[Data entries for graphics]
******************************
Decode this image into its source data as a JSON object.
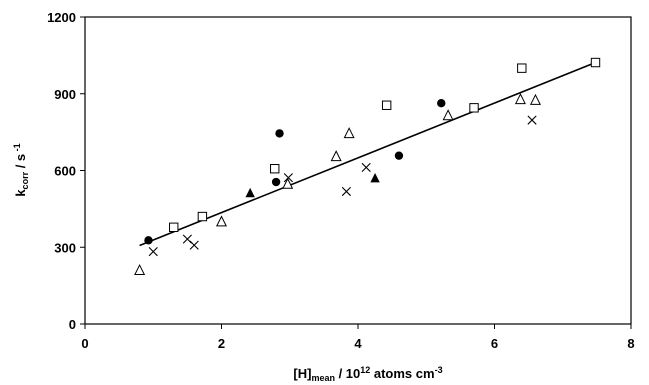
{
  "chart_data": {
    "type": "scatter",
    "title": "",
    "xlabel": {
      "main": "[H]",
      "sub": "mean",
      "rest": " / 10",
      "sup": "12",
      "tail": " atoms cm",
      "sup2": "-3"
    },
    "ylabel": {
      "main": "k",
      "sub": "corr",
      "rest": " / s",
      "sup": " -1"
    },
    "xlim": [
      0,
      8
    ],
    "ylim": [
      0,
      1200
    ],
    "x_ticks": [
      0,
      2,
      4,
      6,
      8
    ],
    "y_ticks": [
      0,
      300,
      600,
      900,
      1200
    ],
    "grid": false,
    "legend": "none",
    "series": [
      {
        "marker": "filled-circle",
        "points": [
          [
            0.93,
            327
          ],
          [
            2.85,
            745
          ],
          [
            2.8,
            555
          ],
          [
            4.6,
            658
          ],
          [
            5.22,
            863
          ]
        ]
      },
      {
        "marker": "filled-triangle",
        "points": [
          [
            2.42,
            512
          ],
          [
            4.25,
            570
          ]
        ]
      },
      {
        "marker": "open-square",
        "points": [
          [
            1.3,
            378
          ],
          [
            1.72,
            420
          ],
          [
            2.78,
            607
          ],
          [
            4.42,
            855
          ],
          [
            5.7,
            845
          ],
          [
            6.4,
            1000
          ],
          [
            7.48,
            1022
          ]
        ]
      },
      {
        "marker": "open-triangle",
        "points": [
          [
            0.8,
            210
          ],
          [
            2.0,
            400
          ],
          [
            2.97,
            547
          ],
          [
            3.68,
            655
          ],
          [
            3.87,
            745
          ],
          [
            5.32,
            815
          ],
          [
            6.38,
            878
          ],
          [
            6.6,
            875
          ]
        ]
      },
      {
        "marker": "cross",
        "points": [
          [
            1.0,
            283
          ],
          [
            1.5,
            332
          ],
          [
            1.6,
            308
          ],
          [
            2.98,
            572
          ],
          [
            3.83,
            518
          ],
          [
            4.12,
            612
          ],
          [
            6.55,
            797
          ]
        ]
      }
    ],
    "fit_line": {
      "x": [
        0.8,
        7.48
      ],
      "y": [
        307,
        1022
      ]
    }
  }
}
******************************
Exercise: Show every line of the records above that contains the word "marker".

Answer to this task:
        "marker": "filled-circle",
        "marker": "filled-triangle",
        "marker": "open-square",
        "marker": "open-triangle",
        "marker": "cross",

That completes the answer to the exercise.